All of the data that follows should be retyped exactly, please, except the pictures.
* Begin *
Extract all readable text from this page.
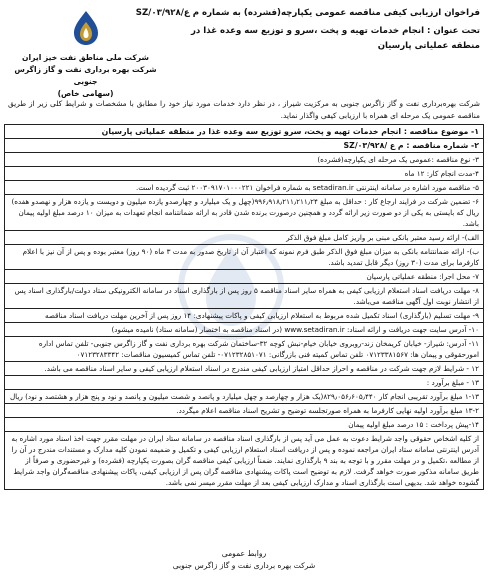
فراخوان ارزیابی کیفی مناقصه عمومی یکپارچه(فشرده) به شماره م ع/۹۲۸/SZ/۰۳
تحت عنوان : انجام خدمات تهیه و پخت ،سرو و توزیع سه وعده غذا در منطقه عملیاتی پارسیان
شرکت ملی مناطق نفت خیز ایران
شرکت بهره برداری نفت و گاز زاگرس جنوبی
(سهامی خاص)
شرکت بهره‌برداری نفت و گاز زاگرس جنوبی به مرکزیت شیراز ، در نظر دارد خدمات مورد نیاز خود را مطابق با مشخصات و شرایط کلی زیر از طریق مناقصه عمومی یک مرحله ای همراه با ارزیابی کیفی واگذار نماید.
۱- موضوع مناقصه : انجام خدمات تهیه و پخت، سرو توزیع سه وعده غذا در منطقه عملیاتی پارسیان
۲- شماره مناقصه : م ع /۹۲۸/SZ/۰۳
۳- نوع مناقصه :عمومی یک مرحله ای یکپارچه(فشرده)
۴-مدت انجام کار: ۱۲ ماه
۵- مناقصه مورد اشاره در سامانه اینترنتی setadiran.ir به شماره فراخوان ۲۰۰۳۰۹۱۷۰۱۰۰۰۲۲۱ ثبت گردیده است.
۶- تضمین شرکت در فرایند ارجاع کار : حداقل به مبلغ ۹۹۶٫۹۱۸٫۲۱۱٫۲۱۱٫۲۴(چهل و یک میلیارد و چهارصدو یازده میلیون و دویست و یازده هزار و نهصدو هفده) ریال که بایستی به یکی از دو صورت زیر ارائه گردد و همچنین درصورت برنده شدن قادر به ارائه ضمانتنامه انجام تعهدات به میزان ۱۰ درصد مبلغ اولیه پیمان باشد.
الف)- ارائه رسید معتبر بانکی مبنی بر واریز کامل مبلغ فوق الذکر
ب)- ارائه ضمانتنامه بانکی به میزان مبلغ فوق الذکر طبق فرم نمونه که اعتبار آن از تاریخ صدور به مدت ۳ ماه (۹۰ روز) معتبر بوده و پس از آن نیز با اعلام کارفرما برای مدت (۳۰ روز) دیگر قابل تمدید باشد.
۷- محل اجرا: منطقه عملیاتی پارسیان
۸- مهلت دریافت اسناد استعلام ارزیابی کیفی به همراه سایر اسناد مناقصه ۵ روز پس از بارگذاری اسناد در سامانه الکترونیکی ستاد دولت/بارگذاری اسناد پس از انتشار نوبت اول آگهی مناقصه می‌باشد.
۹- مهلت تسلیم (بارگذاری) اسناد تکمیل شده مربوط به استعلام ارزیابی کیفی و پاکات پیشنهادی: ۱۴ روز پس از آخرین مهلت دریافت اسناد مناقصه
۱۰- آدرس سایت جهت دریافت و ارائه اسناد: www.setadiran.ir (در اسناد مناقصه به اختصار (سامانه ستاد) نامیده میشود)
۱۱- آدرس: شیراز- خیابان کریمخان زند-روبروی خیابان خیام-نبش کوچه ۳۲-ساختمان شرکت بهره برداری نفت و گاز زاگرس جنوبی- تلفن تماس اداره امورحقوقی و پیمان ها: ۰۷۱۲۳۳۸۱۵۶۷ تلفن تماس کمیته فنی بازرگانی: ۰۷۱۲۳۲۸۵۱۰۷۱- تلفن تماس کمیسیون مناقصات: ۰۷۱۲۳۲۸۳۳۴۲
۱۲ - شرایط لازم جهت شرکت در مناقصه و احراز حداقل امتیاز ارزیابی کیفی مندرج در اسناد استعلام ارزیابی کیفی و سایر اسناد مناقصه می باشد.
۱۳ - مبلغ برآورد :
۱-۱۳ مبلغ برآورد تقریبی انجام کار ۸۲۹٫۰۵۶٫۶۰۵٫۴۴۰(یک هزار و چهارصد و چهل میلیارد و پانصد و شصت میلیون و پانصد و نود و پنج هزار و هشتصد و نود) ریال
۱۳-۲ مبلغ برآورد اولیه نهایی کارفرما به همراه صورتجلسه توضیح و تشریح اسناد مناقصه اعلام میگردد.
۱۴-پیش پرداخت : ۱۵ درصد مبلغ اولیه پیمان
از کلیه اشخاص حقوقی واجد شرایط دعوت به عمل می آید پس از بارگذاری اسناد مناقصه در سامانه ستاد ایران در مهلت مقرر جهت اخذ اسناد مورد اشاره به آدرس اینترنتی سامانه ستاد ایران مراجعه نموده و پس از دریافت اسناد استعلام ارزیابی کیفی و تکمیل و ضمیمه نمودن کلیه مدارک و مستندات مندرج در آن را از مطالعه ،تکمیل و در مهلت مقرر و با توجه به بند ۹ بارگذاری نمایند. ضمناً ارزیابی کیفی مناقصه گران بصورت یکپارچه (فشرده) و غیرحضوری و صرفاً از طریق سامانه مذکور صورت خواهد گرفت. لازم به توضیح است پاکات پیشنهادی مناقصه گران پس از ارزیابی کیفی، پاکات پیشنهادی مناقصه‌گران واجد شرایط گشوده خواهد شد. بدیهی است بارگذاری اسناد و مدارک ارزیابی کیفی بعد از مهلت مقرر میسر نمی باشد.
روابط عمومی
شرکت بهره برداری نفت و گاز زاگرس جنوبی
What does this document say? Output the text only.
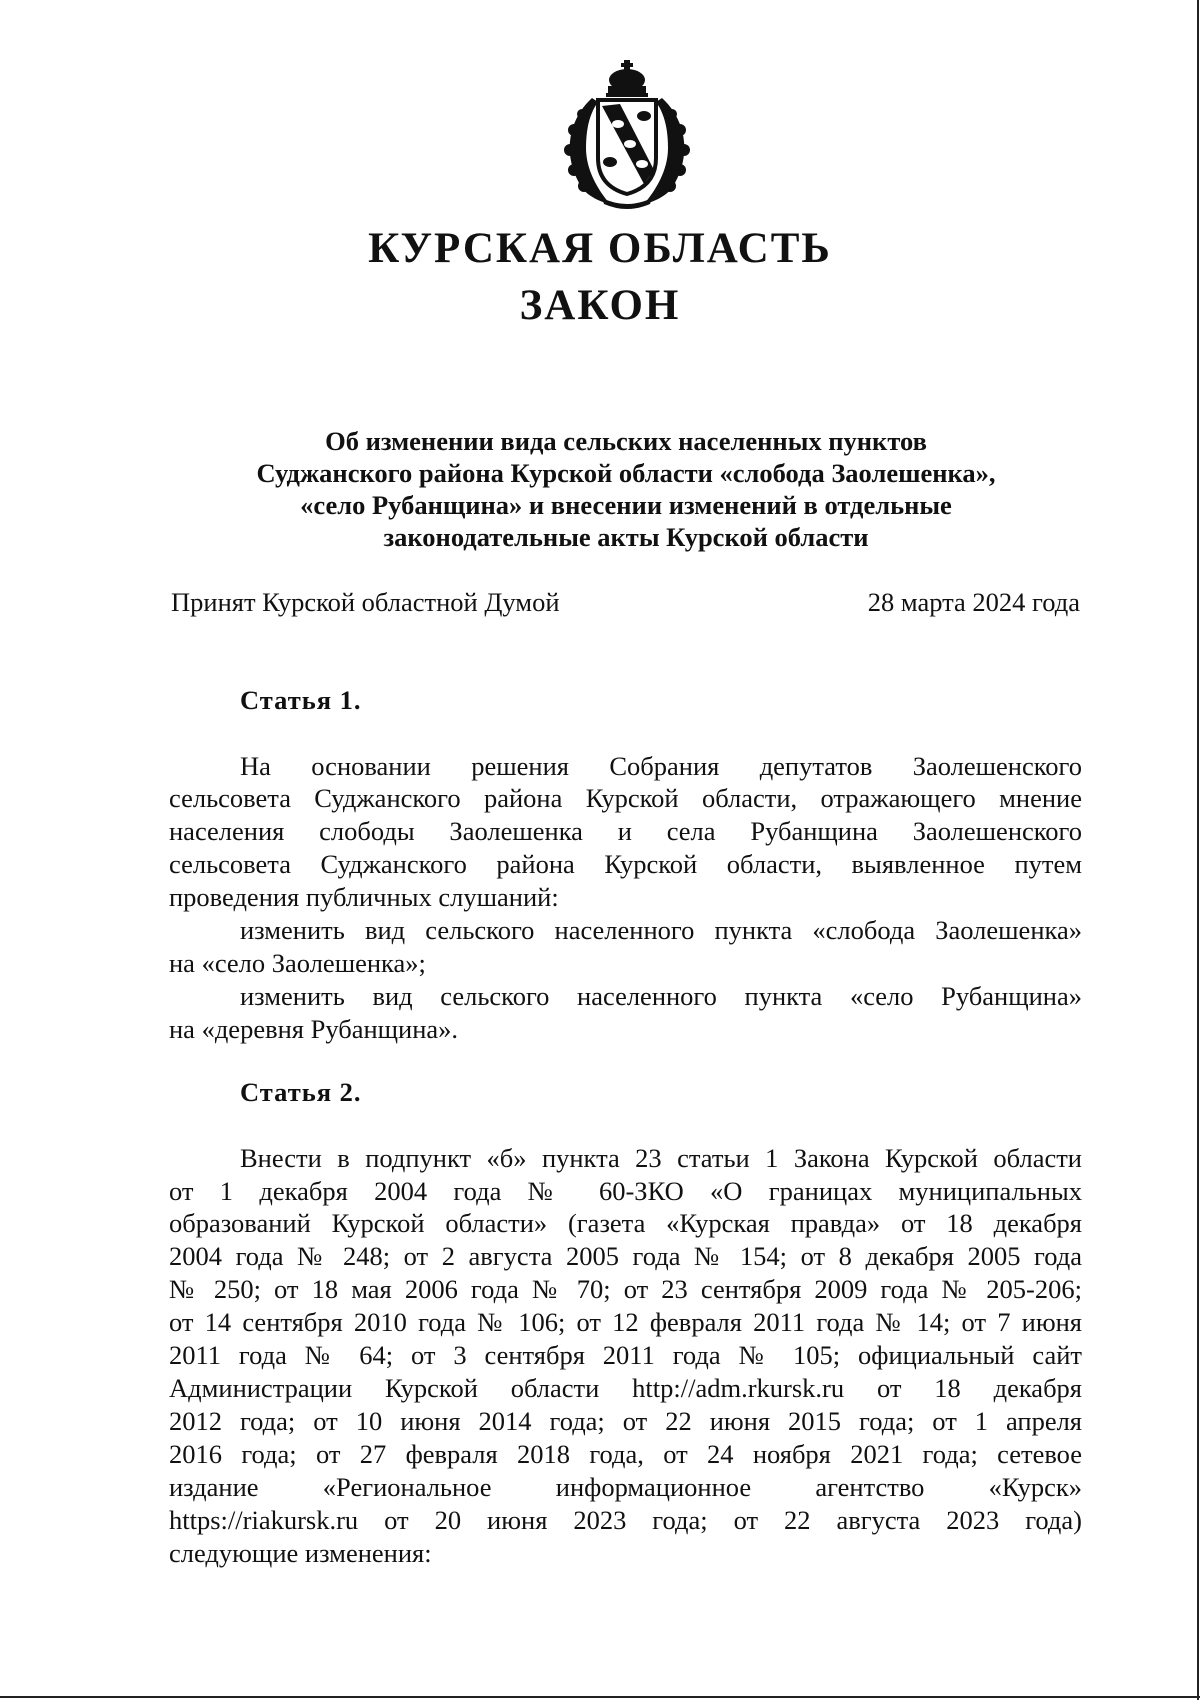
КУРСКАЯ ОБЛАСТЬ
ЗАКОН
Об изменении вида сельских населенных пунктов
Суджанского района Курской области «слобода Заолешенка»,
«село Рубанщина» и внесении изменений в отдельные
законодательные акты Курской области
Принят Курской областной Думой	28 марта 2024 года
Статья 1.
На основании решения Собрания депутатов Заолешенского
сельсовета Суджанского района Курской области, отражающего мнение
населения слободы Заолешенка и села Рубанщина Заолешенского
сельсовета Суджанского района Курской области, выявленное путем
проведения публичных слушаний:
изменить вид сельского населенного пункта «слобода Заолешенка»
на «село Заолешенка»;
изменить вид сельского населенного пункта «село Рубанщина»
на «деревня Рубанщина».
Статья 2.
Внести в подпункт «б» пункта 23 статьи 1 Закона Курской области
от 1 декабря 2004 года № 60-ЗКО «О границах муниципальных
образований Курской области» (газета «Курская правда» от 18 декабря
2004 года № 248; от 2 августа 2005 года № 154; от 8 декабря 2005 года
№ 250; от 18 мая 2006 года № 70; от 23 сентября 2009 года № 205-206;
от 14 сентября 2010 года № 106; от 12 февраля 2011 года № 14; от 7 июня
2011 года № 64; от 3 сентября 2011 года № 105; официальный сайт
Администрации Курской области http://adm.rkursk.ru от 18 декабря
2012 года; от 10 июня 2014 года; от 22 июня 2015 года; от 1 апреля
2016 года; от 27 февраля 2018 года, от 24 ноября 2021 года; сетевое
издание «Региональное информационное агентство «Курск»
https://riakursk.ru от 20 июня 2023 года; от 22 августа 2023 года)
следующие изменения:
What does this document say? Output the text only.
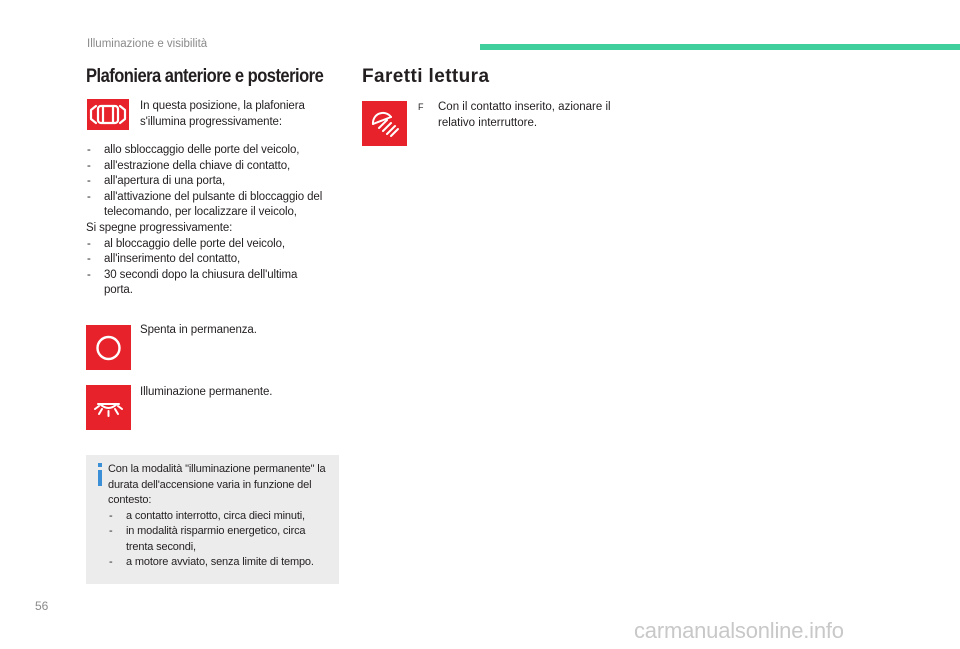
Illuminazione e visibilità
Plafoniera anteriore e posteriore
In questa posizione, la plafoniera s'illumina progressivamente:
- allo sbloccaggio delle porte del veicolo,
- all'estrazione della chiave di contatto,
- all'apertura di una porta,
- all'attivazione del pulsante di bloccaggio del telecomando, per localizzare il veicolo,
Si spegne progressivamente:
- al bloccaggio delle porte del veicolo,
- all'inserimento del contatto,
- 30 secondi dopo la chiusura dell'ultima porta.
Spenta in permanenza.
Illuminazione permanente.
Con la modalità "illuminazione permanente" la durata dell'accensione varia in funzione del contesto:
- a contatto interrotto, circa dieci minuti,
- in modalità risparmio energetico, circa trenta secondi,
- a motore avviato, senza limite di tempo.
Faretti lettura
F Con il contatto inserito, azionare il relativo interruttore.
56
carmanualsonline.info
* End *
Response for this exercise:
Extract all readable text from this page.
فراخوان ارزیابی کیفی مناقصه عمومی یکپارچه(فشرده) به شماره م ع/۹۲۸/SZ/۰۳
تحت عنوان : انجام خدمات تهیه و پخت ،سرو و توزیع سه وعده غذا در منطقه عملیاتی پارسیان
شرکت ملی مناطق نفت خیز ایران
شرکت بهره برداری نفت و گاز زاگرس جنوبی
(سهامی خاص)
شرکت بهره‌برداری نفت و گاز زاگرس جنوبی به مرکزیت شیراز ، در نظر دارد خدمات مورد نیاز خود را مطابق با مشخصات و شرایط کلی زیر از طریق مناقصه عمومی یک مرحله ای همراه با ارزیابی کیفی واگذار نماید.
۱- موضوع مناقصه : انجام خدمات تهیه و پخت، سرو توزیع سه وعده غذا در منطقه عملیاتی پارسیان
۲- شماره مناقصه : م ع /۹۲۸/SZ/۰۳
۳- نوع مناقصه :عمومی یک مرحله ای یکپارچه(فشرده)
۴-مدت انجام کار: ۱۲ ماه
۵- مناقصه مورد اشاره در سامانه اینترنتی setadiran.ir به شماره فراخوان ۲۰۰۳۰۹۱۷۰۱۰۰۰۲۲۱ ثبت گردیده است.
۶- تضمین شرکت در فرایند ارجاع کار : حداقل به مبلغ ۹۹۶٫۹۱۸٫۲۱۱٫۲۱۱٫۲۴(چهل و یک میلیارد و چهارصدو یازده میلیون و دویست و یازده هزار و نهصدو هفده) ریال که بایستی به یکی از دو صورت زیر ارائه گردد و همچنین درصورت برنده شدن قادر به ارائه ضمانتنامه انجام تعهدات به میزان ۱۰ درصد مبلغ اولیه پیمان باشد.
الف)- ارائه رسید معتبر بانکی مبنی بر واریز کامل مبلغ فوق الذکر
ب)- ارائه ضمانتنامه بانکی به میزان مبلغ فوق الذکر طبق فرم نمونه که اعتبار آن از تاریخ صدور به مدت ۳ ماه (۹۰ روز) معتبر بوده و پس از آن نیز با اعلام کارفرما برای مدت (۳۰ روز) دیگر قابل تمدید باشد.
۷- محل اجرا: منطقه عملیاتی پارسیان
۸- مهلت دریافت اسناد استعلام ارزیابی کیفی به همراه سایر اسناد مناقصه ۵ روز پس از بارگذاری اسناد در سامانه الکترونیکی ستاد دولت/بارگذاری اسناد پس از انتشار نوبت اول آگهی مناقصه می‌باشد.
۹- مهلت تسلیم (بارگذاری) اسناد تکمیل شده مربوط به استعلام ارزیابی کیفی و پاکات پیشنهادی: ۱۴ روز پس از آخرین مهلت دریافت اسناد مناقصه
۱۰- آدرس سایت جهت دریافت و ارائه اسناد: www.setadiran.ir (در اسناد مناقصه به اختصار (سامانه ستاد) نامیده میشود)
۱۱- آدرس: شیراز- خیابان کریمخان زند-روبروی خیابان خیام-نبش کوچه ۳۲-ساختمان شرکت بهره برداری نفت و گاز زاگرس جنوبی- تلفن تماس اداره امورحقوقی و پیمان ها: ۰۷۱۲۳۳۸۱۵۶۷ تلفن تماس کمیته فنی بازرگانی: ۰۷۱۲۳۲۸۵۱۰۷۱- تلفن تماس کمیسیون مناقصات: ۰۷۱۲۳۲۸۳۳۴۲
۱۲ - شرایط لازم جهت شرکت در مناقصه و احراز حداقل امتیاز ارزیابی کیفی مندرج در اسناد استعلام ارزیابی کیفی و سایر اسناد مناقصه می باشد.
۱۳ - مبلغ برآورد :
۱-۱۳ مبلغ برآورد تقریبی انجام کار ۸۲۹٫۰۵۶٫۶۰۵٫۴۴۰(یک هزار و چهارصد و چهل میلیارد و پانصد و شصت میلیون و پانصد و نود و پنج هزار و هشتصد و نود) ریال
۱۳-۲ مبلغ برآورد اولیه نهایی کارفرما به همراه صورتجلسه توضیح و تشریح اسناد مناقصه اعلام میگردد.
۱۴-پیش پرداخت : ۱۵ درصد مبلغ اولیه پیمان
از کلیه اشخاص حقوقی واجد شرایط دعوت به عمل می آید پس از بارگذاری اسناد مناقصه در سامانه ستاد ایران در مهلت مقرر جهت اخذ اسناد مورد اشاره به آدرس اینترنتی سامانه ستاد ایران مراجعه نموده و پس از دریافت اسناد استعلام ارزیابی کیفی و تکمیل و ضمیمه نمودن کلیه مدارک و مستندات مندرج در آن را از مطالعه ،تکمیل و در مهلت مقرر و با توجه به بند ۹ بارگذاری نمایند. ضمناً ارزیابی کیفی مناقصه گران بصورت یکپارچه (فشرده) و غیرحضوری و صرفاً از طریق سامانه مذکور صورت خواهد گرفت. لازم به توضیح است پاکات پیشنهادی مناقصه گران پس از ارزیابی کیفی، پاکات پیشنهادی مناقصه‌گران واجد شرایط گشوده خواهد شد. بدیهی است بارگذاری اسناد و مدارک ارزیابی کیفی بعد از مهلت مقرر میسر نمی باشد.
روابط عمومی
شرکت بهره برداری نفت و گاز زاگرس جنوبی
What does this document say? Output the text only.
КУРСКАЯ ОБЛАСТЬ
ЗАКОН
Об изменении вида сельских населенных пунктов
Суджанского района Курской области «слобода Заолешенка»,
«село Рубанщина» и внесении изменений в отдельные
законодательные акты Курской области
Принят Курской областной Думой	28 марта 2024 года
Статья 1.
На основании решения Собрания депутатов Заолешенского
сельсовета Суджанского района Курской области, отражающего мнение
населения слободы Заолешенка и села Рубанщина Заолешенского
сельсовета Суджанского района Курской области, выявленное путем
проведения публичных слушаний:
изменить вид сельского населенного пункта «слобода Заолешенка»
на «село Заолешенка»;
изменить вид сельского населенного пункта «село Рубанщина»
на «деревня Рубанщина».
Статья 2.
Внести в подпункт «б» пункта 23 статьи 1 Закона Курской области
от 1 декабря 2004 года № 60-ЗКО «О границах муниципальных
образований Курской области» (газета «Курская правда» от 18 декабря
2004 года № 248; от 2 августа 2005 года № 154; от 8 декабря 2005 года
№ 250; от 18 мая 2006 года № 70; от 23 сентября 2009 года № 205-206;
от 14 сентября 2010 года № 106; от 12 февраля 2011 года № 14; от 7 июня
2011 года № 64; от 3 сентября 2011 года № 105; официальный сайт
Администрации Курской области http://adm.rkursk.ru от 18 декабря
2012 года; от 10 июня 2014 года; от 22 июня 2015 года; от 1 апреля
2016 года; от 27 февраля 2018 года, от 24 ноября 2021 года; сетевое
издание «Региональное информационное агентство «Курск»
https://riakursk.ru от 20 июня 2023 года; от 22 августа 2023 года)
следующие изменения:
What does this document say? Output the text only.
Illuminazione e visibilità
Plafoniera anteriore e posteriore
In questa posizione, la plafoniera s'illumina progressivamente:
- allo sbloccaggio delle porte del veicolo,
- all'estrazione della chiave di contatto,
- all'apertura di una porta,
- all'attivazione del pulsante di bloccaggio del telecomando, per localizzare il veicolo,
Si spegne progressivamente:
- al bloccaggio delle porte del veicolo,
- all'inserimento del contatto,
- 30 secondi dopo la chiusura dell'ultima porta.
Spenta in permanenza.
Illuminazione permanente.
Con la modalità "illuminazione permanente" la durata dell'accensione varia in funzione del contesto:
- a contatto interrotto, circa dieci minuti,
- in modalità risparmio energetico, circa trenta secondi,
- a motore avviato, senza limite di tempo.
Faretti lettura
F Con il contatto inserito, azionare il relativo interruttore.
56
carmanualsonline.info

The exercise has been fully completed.